WHAT THE TASK REQUIRES: Gather up the lines that contain "text".

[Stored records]
━━━━━━━━━━
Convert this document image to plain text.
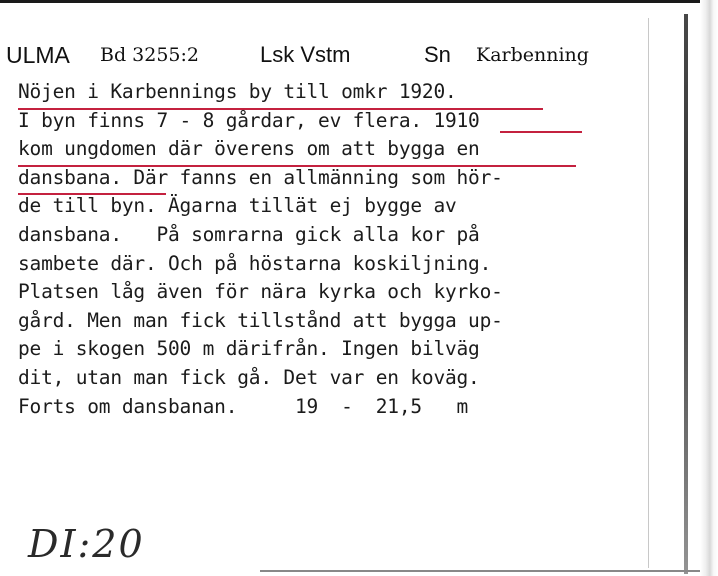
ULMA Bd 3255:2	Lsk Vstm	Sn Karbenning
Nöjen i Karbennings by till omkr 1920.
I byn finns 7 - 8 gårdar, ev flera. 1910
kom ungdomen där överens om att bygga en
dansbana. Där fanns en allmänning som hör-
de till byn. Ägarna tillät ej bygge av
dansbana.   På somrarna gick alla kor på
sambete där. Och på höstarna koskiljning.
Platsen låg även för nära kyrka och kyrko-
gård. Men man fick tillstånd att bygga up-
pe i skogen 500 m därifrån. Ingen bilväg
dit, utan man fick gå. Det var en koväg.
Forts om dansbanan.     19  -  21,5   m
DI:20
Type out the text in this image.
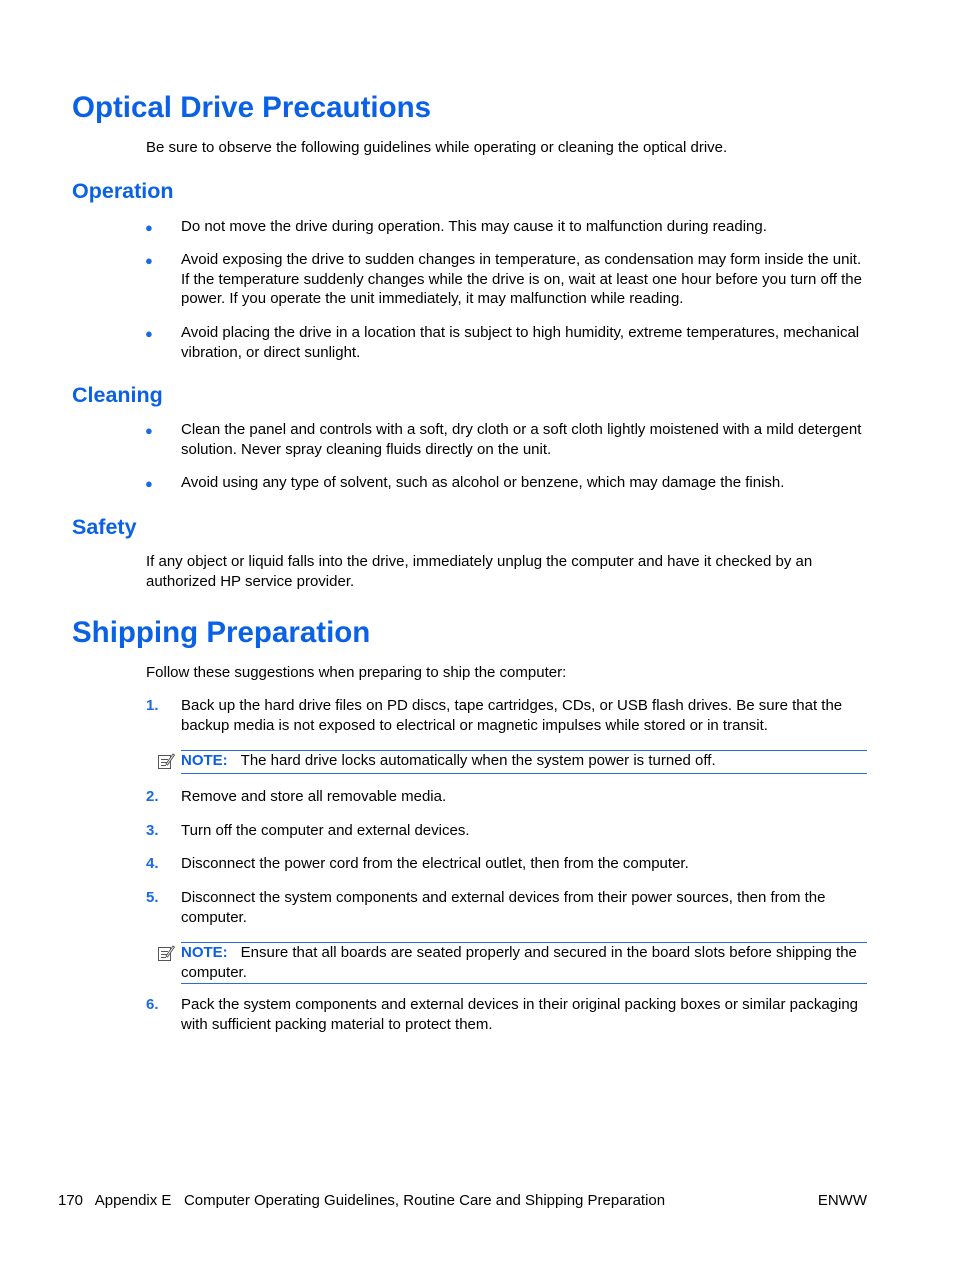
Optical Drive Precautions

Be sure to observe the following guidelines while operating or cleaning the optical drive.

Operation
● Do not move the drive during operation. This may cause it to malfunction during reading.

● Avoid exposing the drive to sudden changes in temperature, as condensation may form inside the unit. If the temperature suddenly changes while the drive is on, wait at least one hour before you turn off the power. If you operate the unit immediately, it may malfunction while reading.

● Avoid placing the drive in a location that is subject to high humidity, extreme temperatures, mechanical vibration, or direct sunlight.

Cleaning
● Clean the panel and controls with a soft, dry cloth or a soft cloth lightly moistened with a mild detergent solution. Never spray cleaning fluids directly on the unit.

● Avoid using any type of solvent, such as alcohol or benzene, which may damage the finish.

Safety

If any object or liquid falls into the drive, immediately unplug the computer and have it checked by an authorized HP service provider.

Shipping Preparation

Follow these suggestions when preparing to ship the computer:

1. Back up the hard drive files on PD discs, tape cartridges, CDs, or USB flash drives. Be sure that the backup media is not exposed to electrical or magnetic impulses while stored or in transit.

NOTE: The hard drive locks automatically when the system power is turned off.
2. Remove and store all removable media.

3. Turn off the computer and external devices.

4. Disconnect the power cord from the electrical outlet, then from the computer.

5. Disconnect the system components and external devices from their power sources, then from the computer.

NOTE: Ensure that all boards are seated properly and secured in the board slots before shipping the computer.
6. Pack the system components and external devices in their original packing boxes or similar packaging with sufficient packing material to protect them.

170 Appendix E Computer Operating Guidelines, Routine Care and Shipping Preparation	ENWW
━━━━━━━━━━
SOLVED EXERCISE:
Convert this document image to plain text.
Type out the text in this image.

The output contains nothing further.